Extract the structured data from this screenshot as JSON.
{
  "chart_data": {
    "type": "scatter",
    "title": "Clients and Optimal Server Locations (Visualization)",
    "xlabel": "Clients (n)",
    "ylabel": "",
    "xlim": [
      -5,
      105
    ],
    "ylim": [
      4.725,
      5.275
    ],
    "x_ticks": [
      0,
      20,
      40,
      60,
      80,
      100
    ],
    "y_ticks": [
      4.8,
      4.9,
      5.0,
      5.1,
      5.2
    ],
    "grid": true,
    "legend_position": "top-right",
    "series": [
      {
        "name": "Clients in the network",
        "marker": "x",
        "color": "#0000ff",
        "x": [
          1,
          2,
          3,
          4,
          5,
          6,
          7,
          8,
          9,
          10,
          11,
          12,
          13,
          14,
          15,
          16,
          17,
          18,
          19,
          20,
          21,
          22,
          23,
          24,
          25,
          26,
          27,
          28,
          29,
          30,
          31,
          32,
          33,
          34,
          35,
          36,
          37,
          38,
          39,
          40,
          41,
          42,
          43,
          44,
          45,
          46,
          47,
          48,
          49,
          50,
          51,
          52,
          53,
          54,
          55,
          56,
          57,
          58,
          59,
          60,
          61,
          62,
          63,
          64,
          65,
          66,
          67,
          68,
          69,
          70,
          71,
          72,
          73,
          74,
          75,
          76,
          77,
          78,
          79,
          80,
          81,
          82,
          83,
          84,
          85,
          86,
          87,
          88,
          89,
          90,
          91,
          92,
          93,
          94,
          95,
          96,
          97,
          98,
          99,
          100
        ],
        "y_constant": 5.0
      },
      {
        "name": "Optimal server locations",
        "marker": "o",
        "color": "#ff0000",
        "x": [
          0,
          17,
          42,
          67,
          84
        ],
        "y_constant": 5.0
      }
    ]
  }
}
•••
Goal: From the records above, pull out every line containing the word "Clients".

Expected answer:
    "title": "Clients and Optimal Server Locations (Visualization)",
    "xlabel": "Clients (n)",
        "name": "Clients in the network",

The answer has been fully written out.